_Your goal_: Continue the passage about Mexican spotted owls and the drilling project in the Lower San Pedro watershed, beginning after its final sentence.

_Page excerpt_:
****************

Today’s notice focuses on Mexican spotted owls, rare birds who depend on the rugged canyon and forest habitat of the Southwest. Federal data estimates there are roughly 1,300 known owl territories in the U.S., representing only a few thousand birds in small, fragmented and declining populations. Mexican spotted owls have been protected as threatened under the Endangered Species Act since 1993.

“The Lower San Pedro watershed is one of Arizona’s most important wildlife corridors, and this exploration project is pushing industrial disturbance into a landscape that is already under pressure,” said Melissa Crytzer Fry, chair for the Lower San Pedro Watershed Alliance. “When agencies ignore clear evidence and fail to follow the law, local communities are left to defend the river, the habitat and the species that make this place irreplaceable. We shared trail camera images with the BLM showing Mexican spotted owls in the area and were utterly ignored.”

The groups say the BLM approved the drilling project last summer despite receiving photographs showing Mexican spotted owls in the area. The agency still concluded the species was “not present” and failed to initiate consultation with the Fish and Wildlife Service, as required by the Endangered Species Act.

****************

_Data listing_:
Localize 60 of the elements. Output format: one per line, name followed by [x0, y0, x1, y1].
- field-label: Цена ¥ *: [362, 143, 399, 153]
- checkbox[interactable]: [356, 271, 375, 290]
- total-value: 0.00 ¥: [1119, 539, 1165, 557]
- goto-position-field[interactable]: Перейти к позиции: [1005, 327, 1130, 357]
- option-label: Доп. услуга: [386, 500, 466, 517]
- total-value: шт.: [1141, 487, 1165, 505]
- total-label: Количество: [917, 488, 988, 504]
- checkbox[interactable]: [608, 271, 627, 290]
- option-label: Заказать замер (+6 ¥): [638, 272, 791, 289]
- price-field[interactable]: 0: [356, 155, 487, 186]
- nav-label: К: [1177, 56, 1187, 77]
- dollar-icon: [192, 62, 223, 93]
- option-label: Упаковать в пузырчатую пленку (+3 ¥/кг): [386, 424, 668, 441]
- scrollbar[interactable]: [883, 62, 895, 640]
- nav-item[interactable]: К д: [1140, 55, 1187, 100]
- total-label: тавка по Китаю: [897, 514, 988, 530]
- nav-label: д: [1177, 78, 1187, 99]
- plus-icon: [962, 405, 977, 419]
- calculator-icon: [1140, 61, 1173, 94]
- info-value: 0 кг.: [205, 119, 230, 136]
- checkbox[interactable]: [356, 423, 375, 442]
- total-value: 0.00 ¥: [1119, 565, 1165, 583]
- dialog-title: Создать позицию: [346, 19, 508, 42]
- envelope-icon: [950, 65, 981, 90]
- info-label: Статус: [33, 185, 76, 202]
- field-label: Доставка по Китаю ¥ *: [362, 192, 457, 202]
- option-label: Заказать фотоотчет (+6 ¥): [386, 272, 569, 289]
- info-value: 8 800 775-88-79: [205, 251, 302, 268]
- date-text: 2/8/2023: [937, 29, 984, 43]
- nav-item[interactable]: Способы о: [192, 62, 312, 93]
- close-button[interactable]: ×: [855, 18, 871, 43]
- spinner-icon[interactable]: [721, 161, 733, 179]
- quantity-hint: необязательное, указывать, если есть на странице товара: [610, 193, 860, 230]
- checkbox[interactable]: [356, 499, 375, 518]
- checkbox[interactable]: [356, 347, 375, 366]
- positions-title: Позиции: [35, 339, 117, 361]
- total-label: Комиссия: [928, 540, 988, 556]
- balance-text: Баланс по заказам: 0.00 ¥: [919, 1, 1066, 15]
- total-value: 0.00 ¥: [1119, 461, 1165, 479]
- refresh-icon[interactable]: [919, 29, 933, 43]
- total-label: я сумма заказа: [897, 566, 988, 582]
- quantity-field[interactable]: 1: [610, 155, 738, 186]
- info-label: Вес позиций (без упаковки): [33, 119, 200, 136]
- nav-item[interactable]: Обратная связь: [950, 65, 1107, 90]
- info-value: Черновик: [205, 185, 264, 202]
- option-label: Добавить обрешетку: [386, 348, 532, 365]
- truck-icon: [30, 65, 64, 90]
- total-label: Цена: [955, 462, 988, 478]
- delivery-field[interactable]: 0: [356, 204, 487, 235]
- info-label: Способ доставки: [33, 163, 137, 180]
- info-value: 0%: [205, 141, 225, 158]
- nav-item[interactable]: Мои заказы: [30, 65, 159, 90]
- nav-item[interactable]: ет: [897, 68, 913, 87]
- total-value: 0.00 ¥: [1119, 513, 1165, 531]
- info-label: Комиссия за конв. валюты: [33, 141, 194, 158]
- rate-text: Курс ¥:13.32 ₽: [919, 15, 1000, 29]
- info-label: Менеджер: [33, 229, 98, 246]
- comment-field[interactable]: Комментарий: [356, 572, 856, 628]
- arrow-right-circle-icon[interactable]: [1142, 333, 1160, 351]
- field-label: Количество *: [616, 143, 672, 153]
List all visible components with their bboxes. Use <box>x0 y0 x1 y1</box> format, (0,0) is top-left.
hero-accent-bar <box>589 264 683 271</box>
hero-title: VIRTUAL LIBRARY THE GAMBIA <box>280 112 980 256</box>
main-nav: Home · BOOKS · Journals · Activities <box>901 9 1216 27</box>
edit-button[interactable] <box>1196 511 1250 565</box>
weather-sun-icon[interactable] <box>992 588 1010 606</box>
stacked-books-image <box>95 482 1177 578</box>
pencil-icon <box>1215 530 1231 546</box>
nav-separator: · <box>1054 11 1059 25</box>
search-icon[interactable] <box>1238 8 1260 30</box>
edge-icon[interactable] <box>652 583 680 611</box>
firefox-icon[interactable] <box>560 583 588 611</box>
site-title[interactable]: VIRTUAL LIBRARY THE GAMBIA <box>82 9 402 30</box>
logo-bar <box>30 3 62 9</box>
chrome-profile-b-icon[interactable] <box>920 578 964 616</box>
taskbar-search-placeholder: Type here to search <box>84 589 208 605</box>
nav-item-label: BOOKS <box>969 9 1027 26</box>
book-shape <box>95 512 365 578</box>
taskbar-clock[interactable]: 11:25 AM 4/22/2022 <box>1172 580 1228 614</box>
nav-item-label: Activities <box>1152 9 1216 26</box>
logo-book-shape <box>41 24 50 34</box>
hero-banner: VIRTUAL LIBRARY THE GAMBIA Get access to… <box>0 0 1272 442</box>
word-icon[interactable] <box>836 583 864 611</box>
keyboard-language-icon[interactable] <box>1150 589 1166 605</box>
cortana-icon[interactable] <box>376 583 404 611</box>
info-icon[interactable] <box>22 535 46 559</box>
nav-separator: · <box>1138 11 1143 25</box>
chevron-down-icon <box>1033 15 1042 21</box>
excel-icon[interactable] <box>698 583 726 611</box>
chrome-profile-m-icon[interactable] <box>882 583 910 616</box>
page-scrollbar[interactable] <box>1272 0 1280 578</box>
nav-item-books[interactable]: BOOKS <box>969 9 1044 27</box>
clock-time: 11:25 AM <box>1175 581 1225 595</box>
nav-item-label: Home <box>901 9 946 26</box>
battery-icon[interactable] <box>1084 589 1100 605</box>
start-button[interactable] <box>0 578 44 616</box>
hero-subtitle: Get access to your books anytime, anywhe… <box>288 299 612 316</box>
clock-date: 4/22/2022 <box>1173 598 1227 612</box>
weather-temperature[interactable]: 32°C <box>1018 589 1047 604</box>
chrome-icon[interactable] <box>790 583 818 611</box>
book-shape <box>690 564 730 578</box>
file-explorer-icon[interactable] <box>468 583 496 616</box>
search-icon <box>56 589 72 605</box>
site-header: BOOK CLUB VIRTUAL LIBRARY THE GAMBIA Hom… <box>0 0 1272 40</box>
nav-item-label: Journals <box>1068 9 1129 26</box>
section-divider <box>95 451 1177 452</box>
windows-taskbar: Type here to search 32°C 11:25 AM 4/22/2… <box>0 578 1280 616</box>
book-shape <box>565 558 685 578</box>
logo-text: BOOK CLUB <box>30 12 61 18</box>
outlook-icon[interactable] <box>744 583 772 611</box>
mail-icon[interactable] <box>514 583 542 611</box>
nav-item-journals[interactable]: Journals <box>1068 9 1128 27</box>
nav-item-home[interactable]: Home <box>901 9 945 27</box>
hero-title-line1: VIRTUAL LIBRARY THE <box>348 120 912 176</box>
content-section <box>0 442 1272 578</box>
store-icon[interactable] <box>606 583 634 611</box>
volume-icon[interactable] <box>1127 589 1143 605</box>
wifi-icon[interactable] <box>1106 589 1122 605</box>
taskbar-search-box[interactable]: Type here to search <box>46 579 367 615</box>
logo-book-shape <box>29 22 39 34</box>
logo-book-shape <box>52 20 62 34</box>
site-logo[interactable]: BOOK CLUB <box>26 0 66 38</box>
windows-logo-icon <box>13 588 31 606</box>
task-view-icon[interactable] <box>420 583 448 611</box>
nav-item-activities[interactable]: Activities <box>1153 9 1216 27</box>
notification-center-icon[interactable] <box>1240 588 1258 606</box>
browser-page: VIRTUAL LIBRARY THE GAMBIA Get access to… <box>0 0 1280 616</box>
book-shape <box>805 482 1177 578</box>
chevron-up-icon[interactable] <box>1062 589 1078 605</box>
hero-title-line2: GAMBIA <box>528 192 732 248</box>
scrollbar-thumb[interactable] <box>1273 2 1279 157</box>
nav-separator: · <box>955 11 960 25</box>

****************

_Reply to the task_:
The Copper Creek project is already underway, bringing industrial drilling, bright lights, heavy noise, truck traffic, surface disturbance and groundwater pumping into sensitive habitat in and around Copper Creek Canyon, an important tributary of the Lower San Pedro River. These public lands and waterways support significant wildlife resources, including habitat for one of the Southwest’s most vulnerable owl species, and require management based on the best available science.

The notice letter also challenges the agencies’ analysis of harms to the threatened yellow-billed cuckoo, saying they failed to adequately assess how exploration-related groundwater pumping and noise could affect the bird’s habitat in the Lower San Pedro watershed. Cuckoo rely on healthy streams for habitat and prey during their nesting season.

The agencies failed to analyze how extensive helicopter surveying of the project area may harm both Mexican spotted owls and yellow-billed cuckoos. Aerial surveillance requires helicopters to fly extremely close to the ground, causing loud noise and surface disturbance that can be disruptive to wildlife.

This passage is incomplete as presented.